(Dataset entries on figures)

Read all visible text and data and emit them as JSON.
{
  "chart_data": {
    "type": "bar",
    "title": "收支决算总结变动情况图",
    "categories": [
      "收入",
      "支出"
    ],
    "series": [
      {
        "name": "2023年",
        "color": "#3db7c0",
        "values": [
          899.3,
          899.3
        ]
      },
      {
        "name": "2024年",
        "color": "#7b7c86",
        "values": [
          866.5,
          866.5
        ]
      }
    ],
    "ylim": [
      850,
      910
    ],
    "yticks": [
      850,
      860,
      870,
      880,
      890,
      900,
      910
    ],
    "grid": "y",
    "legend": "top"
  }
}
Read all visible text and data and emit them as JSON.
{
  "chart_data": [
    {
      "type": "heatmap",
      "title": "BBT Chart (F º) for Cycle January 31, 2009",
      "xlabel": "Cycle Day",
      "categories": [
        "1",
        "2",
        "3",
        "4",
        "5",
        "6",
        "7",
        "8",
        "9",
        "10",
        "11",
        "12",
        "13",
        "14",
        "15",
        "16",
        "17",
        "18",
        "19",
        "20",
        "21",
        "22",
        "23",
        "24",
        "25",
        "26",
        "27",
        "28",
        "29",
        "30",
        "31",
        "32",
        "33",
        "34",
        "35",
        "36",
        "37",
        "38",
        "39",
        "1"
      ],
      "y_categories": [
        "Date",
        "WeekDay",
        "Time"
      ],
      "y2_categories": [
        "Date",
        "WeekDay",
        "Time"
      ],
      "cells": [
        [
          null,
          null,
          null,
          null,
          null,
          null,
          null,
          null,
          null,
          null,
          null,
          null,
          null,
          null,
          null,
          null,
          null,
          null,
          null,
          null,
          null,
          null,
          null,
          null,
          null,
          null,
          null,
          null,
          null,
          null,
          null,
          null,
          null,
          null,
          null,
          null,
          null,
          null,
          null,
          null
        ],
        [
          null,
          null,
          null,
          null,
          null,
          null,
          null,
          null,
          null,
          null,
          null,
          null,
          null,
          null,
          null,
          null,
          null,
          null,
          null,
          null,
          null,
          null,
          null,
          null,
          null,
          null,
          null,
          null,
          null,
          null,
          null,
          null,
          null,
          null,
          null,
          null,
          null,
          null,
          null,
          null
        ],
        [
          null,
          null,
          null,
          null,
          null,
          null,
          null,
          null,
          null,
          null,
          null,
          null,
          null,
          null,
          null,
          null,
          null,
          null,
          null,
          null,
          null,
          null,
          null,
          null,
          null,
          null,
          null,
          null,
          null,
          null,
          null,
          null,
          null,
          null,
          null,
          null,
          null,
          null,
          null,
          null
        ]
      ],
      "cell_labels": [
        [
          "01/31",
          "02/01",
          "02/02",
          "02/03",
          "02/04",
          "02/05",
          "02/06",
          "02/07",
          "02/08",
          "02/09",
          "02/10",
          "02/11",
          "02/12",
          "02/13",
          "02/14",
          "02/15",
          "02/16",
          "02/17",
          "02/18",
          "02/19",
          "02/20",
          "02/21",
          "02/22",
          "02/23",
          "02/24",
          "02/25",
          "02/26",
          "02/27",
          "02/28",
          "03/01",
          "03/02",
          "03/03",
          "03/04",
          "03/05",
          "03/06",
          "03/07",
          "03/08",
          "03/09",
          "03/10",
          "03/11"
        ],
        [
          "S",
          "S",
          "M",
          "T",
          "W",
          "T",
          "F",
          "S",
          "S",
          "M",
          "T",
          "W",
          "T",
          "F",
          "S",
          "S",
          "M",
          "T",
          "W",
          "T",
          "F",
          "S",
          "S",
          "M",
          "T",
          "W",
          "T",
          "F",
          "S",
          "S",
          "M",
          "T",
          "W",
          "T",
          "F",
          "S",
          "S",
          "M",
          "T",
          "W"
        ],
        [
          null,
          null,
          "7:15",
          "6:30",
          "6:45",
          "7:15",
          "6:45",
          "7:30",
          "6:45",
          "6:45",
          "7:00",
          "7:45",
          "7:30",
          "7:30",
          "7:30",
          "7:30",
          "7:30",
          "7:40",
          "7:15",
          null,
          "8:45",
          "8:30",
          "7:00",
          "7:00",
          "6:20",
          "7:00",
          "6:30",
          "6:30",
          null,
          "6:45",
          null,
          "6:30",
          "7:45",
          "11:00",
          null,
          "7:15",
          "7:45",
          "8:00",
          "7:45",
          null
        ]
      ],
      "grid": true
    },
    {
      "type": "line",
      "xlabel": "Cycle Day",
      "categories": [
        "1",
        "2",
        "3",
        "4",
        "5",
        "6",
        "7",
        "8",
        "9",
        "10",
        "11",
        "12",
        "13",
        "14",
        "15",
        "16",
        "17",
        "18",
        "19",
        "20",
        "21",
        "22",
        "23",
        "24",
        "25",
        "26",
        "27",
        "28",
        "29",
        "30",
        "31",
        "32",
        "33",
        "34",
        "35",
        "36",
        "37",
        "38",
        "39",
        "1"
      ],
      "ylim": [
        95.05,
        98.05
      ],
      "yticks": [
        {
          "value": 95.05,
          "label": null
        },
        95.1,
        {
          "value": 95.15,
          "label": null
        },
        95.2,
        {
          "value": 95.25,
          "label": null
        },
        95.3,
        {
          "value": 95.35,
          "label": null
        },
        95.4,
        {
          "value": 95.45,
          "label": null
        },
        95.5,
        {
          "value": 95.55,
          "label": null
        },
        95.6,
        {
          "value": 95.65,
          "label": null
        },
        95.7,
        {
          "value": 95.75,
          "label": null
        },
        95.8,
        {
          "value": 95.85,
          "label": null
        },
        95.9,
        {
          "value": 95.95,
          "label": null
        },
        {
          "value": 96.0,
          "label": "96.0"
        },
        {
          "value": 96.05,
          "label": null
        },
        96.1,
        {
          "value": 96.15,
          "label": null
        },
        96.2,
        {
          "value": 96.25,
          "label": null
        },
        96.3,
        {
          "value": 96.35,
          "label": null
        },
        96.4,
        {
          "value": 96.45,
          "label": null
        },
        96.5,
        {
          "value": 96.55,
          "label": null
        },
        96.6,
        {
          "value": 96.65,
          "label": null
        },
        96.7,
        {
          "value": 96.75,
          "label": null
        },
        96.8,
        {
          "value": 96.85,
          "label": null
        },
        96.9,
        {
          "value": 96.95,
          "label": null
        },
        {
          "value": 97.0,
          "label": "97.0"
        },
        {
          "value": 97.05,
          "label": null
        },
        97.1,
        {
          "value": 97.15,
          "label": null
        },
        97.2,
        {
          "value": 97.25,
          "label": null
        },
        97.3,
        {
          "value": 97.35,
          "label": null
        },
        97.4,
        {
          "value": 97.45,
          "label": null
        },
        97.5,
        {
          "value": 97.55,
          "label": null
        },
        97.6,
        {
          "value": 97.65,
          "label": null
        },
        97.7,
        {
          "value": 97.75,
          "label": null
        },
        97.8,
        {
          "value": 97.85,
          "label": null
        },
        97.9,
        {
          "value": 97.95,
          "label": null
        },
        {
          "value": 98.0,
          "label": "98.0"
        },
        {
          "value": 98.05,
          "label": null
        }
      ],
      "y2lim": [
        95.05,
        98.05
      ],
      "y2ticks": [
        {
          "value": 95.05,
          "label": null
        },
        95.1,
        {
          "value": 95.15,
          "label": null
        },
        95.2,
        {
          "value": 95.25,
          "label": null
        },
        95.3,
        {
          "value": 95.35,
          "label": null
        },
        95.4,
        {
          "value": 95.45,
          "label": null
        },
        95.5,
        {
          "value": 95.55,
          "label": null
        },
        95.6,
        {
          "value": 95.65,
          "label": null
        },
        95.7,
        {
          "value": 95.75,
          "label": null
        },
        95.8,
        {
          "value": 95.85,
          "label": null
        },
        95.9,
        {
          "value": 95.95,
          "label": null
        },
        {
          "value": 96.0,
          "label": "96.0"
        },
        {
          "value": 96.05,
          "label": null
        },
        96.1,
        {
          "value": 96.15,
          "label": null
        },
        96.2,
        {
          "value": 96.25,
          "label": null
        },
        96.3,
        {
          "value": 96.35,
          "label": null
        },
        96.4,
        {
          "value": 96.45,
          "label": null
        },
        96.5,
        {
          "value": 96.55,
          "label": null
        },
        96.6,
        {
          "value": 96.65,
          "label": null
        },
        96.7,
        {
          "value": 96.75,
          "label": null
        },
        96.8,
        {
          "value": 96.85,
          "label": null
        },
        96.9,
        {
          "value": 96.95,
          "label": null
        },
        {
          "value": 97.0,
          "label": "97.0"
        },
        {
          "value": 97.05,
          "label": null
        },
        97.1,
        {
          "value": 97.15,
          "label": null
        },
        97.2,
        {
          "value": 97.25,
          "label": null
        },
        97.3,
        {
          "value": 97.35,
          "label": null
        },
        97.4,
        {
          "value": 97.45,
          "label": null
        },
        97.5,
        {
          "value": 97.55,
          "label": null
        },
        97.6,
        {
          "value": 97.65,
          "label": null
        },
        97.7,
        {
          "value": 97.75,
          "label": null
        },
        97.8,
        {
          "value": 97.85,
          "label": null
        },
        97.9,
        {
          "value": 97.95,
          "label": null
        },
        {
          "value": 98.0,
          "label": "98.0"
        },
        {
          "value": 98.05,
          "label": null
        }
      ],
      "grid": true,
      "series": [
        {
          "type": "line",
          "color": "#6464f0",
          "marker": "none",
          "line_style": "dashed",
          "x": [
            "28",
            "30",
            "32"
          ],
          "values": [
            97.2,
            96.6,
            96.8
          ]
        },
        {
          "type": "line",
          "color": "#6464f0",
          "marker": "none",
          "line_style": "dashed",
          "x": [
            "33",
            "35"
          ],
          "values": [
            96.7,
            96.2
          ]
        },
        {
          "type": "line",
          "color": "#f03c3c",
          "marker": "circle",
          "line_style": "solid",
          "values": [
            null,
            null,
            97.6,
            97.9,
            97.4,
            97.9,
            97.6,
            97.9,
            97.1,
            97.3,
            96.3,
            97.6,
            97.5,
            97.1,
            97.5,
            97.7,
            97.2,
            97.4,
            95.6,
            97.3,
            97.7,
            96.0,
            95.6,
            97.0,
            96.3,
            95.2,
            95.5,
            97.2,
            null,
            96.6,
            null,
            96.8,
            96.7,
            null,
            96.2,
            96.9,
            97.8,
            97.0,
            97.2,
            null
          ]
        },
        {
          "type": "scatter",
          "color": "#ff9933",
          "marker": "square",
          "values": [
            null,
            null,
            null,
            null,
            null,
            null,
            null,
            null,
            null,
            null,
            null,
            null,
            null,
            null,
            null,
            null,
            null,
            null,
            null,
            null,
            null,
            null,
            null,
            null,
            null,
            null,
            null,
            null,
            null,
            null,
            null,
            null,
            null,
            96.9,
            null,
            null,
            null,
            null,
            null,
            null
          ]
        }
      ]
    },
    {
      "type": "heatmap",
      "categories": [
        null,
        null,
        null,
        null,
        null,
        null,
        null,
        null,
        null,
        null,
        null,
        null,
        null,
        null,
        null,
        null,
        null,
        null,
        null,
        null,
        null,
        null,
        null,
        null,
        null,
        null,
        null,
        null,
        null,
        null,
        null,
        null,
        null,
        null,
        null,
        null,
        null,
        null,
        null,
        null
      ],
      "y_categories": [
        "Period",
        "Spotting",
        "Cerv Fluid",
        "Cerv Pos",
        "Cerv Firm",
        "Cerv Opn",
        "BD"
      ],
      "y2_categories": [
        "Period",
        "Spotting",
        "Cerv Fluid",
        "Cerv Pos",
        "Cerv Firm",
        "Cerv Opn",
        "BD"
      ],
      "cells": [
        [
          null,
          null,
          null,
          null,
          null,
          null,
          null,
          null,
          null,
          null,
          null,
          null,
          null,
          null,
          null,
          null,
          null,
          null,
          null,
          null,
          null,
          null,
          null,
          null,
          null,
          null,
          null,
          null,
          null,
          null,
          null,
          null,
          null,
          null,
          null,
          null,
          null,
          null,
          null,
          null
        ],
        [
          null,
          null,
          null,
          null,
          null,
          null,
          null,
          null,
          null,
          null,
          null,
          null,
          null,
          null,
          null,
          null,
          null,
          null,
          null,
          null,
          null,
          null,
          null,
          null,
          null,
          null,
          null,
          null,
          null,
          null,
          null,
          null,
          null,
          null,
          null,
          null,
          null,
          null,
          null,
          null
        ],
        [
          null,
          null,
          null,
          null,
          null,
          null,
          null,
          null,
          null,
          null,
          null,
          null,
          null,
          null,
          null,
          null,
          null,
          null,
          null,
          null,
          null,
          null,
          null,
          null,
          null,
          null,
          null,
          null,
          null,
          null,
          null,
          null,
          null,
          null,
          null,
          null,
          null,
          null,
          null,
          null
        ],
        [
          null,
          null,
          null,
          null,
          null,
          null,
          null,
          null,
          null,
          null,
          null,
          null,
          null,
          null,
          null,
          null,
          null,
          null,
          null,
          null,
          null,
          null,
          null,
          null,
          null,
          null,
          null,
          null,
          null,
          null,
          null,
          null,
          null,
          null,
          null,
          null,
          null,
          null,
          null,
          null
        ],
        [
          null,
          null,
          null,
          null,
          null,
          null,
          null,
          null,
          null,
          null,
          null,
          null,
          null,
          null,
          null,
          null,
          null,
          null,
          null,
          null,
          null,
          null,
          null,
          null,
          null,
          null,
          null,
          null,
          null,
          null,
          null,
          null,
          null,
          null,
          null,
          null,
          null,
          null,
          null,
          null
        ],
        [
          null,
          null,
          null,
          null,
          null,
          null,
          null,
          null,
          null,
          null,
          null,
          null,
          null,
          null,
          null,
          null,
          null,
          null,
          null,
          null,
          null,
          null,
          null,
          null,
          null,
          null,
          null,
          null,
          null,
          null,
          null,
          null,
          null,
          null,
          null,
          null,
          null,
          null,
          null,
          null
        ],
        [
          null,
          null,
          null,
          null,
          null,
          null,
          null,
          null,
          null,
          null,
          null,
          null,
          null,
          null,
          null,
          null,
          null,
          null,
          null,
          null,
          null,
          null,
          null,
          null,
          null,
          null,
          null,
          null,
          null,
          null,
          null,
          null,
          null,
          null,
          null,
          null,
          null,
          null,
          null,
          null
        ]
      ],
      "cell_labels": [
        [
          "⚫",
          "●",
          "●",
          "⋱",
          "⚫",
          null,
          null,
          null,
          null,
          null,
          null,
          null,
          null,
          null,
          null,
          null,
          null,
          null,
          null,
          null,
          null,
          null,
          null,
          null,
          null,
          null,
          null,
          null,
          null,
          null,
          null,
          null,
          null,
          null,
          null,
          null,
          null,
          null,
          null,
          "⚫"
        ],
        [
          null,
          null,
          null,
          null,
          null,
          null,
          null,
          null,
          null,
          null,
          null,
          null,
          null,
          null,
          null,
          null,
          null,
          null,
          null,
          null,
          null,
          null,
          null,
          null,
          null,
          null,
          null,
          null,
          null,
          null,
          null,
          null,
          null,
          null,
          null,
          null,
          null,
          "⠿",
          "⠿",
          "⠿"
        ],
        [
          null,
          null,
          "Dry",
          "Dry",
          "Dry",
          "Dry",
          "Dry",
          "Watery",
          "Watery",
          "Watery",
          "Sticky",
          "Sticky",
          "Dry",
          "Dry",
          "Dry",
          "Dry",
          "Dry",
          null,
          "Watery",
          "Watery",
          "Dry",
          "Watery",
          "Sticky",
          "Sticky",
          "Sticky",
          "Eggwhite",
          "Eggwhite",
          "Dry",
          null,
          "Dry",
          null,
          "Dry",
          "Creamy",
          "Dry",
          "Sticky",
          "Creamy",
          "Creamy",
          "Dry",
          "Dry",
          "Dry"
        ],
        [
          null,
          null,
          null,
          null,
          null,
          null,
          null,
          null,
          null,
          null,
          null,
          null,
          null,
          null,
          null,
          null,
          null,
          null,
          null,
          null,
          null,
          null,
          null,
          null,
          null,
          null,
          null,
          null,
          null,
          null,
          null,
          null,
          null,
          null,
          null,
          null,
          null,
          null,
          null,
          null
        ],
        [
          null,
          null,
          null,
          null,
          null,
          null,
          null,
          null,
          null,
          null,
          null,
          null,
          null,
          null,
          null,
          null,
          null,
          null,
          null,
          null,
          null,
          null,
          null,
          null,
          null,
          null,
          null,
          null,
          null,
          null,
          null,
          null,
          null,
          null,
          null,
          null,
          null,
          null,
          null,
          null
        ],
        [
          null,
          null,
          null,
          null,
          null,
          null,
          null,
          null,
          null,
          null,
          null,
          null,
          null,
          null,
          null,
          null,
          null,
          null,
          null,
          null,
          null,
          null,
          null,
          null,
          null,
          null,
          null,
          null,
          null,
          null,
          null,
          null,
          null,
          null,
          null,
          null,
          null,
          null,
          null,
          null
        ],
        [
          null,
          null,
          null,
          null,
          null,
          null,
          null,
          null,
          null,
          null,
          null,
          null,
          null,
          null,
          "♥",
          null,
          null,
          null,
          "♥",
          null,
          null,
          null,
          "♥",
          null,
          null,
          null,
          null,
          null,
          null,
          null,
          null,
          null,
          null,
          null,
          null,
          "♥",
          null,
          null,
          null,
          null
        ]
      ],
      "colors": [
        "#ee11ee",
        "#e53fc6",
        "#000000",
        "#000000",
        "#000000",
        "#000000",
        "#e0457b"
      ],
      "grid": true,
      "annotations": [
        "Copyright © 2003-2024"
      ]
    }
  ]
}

## OBJECTIVE
How many of the lines above include the word "marker"? Respond with the number alone.

## RESPONSE
4